• [REQUIREMENTS]
Without altering anything, repeat each of the records.
▽
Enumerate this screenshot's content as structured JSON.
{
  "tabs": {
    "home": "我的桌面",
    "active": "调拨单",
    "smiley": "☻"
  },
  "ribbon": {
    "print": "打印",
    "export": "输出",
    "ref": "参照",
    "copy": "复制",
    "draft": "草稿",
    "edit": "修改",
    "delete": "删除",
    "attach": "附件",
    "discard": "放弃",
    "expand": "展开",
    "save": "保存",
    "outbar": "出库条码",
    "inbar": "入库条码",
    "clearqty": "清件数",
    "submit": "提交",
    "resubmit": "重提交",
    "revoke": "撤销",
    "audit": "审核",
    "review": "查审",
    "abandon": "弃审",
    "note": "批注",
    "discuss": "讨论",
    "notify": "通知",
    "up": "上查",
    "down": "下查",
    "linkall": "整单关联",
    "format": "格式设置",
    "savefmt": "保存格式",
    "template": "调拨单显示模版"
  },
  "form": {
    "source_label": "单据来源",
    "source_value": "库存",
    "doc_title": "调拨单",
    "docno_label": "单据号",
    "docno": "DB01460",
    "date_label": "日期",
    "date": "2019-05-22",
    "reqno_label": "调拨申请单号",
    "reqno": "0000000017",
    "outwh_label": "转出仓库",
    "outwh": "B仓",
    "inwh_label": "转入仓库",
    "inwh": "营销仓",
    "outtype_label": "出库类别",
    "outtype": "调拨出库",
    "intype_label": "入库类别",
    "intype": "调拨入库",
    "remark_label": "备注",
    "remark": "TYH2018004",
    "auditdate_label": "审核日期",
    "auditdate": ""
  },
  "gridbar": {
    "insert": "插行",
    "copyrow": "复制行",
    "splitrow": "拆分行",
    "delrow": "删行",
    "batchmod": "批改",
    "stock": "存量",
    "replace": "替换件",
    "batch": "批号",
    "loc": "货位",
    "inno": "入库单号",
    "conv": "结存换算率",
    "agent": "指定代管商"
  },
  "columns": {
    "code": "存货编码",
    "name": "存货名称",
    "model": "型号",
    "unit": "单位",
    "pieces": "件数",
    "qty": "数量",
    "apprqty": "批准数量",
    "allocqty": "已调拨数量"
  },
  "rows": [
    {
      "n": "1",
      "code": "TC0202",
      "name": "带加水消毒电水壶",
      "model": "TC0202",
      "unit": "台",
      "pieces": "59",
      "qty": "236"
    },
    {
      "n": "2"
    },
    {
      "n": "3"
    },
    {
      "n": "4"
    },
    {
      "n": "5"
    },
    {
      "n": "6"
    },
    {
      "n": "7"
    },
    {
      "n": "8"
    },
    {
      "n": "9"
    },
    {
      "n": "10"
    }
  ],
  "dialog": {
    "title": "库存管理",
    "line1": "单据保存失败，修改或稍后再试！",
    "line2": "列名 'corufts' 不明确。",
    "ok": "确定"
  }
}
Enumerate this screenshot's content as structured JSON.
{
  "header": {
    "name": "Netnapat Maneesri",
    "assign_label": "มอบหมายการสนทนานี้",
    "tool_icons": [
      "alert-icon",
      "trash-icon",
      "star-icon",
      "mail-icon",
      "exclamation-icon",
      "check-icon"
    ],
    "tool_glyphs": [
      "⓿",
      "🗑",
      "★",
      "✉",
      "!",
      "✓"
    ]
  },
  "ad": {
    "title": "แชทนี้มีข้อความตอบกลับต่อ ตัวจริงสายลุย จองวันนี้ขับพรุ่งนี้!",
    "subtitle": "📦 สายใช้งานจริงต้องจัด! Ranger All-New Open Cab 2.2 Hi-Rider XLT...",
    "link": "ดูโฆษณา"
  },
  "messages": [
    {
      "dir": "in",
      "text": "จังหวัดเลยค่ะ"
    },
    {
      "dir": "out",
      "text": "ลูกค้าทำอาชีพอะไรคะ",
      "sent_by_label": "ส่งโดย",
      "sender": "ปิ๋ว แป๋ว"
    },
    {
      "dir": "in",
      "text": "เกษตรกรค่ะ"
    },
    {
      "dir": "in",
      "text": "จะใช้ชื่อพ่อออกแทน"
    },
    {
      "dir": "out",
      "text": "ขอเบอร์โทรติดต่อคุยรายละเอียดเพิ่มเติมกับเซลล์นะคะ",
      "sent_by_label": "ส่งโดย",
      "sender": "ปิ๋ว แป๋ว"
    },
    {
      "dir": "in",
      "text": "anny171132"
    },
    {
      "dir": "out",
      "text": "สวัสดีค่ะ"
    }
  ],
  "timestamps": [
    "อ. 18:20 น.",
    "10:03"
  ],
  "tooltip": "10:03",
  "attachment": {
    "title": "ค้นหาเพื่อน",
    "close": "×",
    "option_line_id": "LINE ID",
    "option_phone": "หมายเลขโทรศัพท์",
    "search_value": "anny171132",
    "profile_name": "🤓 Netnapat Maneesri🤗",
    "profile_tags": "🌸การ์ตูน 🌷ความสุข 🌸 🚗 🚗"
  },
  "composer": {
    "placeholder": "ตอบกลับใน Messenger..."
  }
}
△
• [TASK OUTPUT]
Enumerate this screenshot's content as structured JSON.
{
  "tabs": {
    "home": "我的桌面",
    "active": "调拨单",
    "smiley": "☻"
  },
  "ribbon": {
    "print": "打印",
    "export": "输出",
    "ref": "参照",
    "copy": "复制",
    "draft": "草稿",
    "edit": "修改",
    "delete": "删除",
    "attach": "附件",
    "discard": "放弃",
    "expand": "展开",
    "save": "保存",
    "outbar": "出库条码",
    "inbar": "入库条码",
    "clearqty": "清件数",
    "submit": "提交",
    "resubmit": "重提交",
    "revoke": "撤销",
    "audit": "审核",
    "review": "查审",
    "abandon": "弃审",
    "note": "批注",
    "discuss": "讨论",
    "notify": "通知",
    "up": "上查",
    "down": "下查",
    "linkall": "整单关联",
    "format": "格式设置",
    "savefmt": "保存格式",
    "template": "调拨单显示模版"
  },
  "form": {
    "source_label": "单据来源",
    "source_value": "库存",
    "doc_title": "调拨单",
    "docno_label": "单据号",
    "docno": "DB01460",
    "date_label": "日期",
    "date": "2019-05-22",
    "reqno_label": "调拨申请单号",
    "reqno": "0000000017",
    "outwh_label": "转出仓库",
    "outwh": "B仓",
    "inwh_label": "转入仓库",
    "inwh": "营销仓",
    "outtype_label": "出库类别",
    "outtype": "调拨出库",
    "intype_label": "入库类别",
    "intype": "调拨入库",
    "remark_label": "备注",
    "remark": "TYH2018004",
    "auditdate_label": "审核日期",
    "auditdate": ""
  },
  "gridbar": {
    "insert": "插行",
    "copyrow": "复制行",
    "splitrow": "拆分行",
    "delrow": "删行",
    "batchmod": "批改",
    "stock": "存量",
    "replace": "替换件",
    "batch": "批号",
    "loc": "货位",
    "inno": "入库单号",
    "conv": "结存换算率",
    "agent": "指定代管商"
  },
  "columns": {
    "code": "存货编码",
    "name": "存货名称",
    "model": "型号",
    "unit": "单位",
    "pieces": "件数",
    "qty": "数量",
    "apprqty": "批准数量",
    "allocqty": "已调拨数量"
  },
  "rows": [
    {
      "n": "1",
      "code": "TC0202",
      "name": "带加水消毒电水壶",
      "model": "TC0202",
      "unit": "台",
      "pieces": "59",
      "qty": "236"
    },
    {
      "n": "2"
    },
    {
      "n": "3"
    },
    {
      "n": "4"
    },
    {
      "n": "5"
    },
    {
      "n": "6"
    },
    {
      "n": "7"
    },
    {
      "n": "8"
    },
    {
      "n": "9"
    },
    {
      "n": "10"
    }
  ],
  "dialog": {
    "title": "库存管理",
    "line1": "单据保存失败，修改或稍后再试！",
    "line2": "列名 'corufts' 不明确。",
    "ok": "确定"
  }
}
Enumerate this screenshot's content as structured JSON.
{
  "header": {
    "name": "Netnapat Maneesri",
    "assign_label": "มอบหมายการสนทนานี้",
    "tool_icons": [
      "alert-icon",
      "trash-icon",
      "star-icon",
      "mail-icon",
      "exclamation-icon",
      "check-icon"
    ],
    "tool_glyphs": [
      "⓿",
      "🗑",
      "★",
      "✉",
      "!",
      "✓"
    ]
  },
  "ad": {
    "title": "แชทนี้มีข้อความตอบกลับต่อ ตัวจริงสายลุย จองวันนี้ขับพรุ่งนี้!",
    "subtitle": "📦 สายใช้งานจริงต้องจัด! Ranger All-New Open Cab 2.2 Hi-Rider XLT...",
    "link": "ดูโฆษณา"
  },
  "messages": [
    {
      "dir": "in",
      "text": "จังหวัดเลยค่ะ"
    },
    {
      "dir": "out",
      "text": "ลูกค้าทำอาชีพอะไรคะ",
      "sent_by_label": "ส่งโดย",
      "sender": "ปิ๋ว แป๋ว"
    },
    {
      "dir": "in",
      "text": "เกษตรกรค่ะ"
    },
    {
      "dir": "in",
      "text": "จะใช้ชื่อพ่อออกแทน"
    },
    {
      "dir": "out",
      "text": "ขอเบอร์โทรติดต่อคุยรายละเอียดเพิ่มเติมกับเซลล์นะคะ",
      "sent_by_label": "ส่งโดย",
      "sender": "ปิ๋ว แป๋ว"
    },
    {
      "dir": "in",
      "text": "anny171132"
    },
    {
      "dir": "out",
      "text": "สวัสดีค่ะ"
    }
  ],
  "timestamps": [
    "อ. 18:20 น.",
    "10:03"
  ],
  "tooltip": "10:03",
  "attachment": {
    "title": "ค้นหาเพื่อน",
    "close": "×",
    "option_line_id": "LINE ID",
    "option_phone": "หมายเลขโทรศัพท์",
    "search_value": "anny171132",
    "profile_name": "🤓 Netnapat Maneesri🤗",
    "profile_tags": "🌸การ์ตูน 🌷ความสุข 🌸 🚗 🚗"
  },
  "composer": {
    "placeholder": "ตอบกลับใน Messenger..."
  }
}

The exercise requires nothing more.